• SOURCE DATA

○ ○ ○ ○ ○

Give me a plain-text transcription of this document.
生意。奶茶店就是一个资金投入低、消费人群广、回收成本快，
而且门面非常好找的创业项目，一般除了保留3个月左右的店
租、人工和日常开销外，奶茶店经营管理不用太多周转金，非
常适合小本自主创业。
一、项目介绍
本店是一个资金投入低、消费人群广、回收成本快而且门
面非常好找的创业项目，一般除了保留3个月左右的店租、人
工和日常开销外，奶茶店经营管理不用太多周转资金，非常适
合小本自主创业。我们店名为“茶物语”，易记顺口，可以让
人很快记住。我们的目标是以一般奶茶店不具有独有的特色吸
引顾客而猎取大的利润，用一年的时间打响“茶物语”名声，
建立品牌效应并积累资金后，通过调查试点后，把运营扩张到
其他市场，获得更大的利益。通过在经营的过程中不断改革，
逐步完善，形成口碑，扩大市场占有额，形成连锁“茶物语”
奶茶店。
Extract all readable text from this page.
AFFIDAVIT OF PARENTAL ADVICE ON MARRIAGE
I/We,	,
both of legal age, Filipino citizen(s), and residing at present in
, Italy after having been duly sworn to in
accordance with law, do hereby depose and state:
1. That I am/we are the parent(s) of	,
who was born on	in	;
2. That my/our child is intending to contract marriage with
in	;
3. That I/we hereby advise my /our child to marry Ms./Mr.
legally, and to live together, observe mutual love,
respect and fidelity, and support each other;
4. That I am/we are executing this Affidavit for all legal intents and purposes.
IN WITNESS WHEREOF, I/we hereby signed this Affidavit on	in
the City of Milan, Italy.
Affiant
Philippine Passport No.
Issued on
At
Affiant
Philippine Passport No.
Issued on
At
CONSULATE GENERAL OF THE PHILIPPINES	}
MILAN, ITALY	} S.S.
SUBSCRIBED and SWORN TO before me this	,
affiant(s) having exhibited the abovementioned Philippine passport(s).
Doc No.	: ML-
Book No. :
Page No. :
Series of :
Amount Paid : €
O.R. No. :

○ ○ ○ ○ ○

• SET EXERCISE
Locate the lines above that contain "with" and copy them.

• TASK OUTPUT
accordance with law, do hereby depose and state:
2. That my/our child is intending to contract marriage with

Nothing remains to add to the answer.